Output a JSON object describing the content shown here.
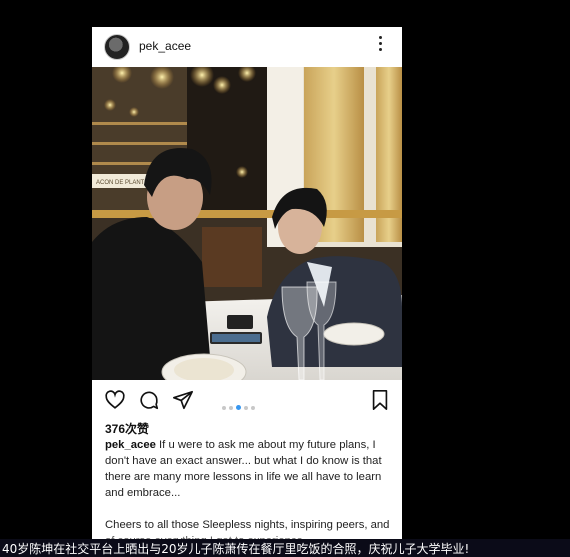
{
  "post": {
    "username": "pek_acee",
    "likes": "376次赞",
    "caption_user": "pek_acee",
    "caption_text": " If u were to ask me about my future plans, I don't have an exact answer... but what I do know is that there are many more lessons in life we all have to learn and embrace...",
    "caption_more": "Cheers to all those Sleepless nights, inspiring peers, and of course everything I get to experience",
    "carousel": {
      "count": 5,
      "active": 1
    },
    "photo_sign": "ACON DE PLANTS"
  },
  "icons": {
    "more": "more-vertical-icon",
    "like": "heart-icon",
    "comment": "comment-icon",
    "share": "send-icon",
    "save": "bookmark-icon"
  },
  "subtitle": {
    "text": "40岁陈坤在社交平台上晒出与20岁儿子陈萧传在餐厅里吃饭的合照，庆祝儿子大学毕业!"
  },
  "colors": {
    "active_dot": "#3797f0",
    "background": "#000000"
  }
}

◆ ◆ ◆ ◆ ◆

Task instructions: Set down every record once more, word for word, without pictures.

Right answer:
Output a JSON object describing the content shown here.
{
  "post": {
    "username": "pek_acee",
    "likes": "376次赞",
    "caption_user": "pek_acee",
    "caption_text": " If u were to ask me about my future plans, I don't have an exact answer... but what I do know is that there are many more lessons in life we all have to learn and embrace...",
    "caption_more": "Cheers to all those Sleepless nights, inspiring peers, and of course everything I get to experience",
    "carousel": {
      "count": 5,
      "active": 1
    },
    "photo_sign": "ACON DE PLANTS"
  },
  "icons": {
    "more": "more-vertical-icon",
    "like": "heart-icon",
    "comment": "comment-icon",
    "share": "send-icon",
    "save": "bookmark-icon"
  },
  "subtitle": {
    "text": "40岁陈坤在社交平台上晒出与20岁儿子陈萧传在餐厅里吃饭的合照，庆祝儿子大学毕业!"
  },
  "colors": {
    "active_dot": "#3797f0",
    "background": "#000000"
  }
}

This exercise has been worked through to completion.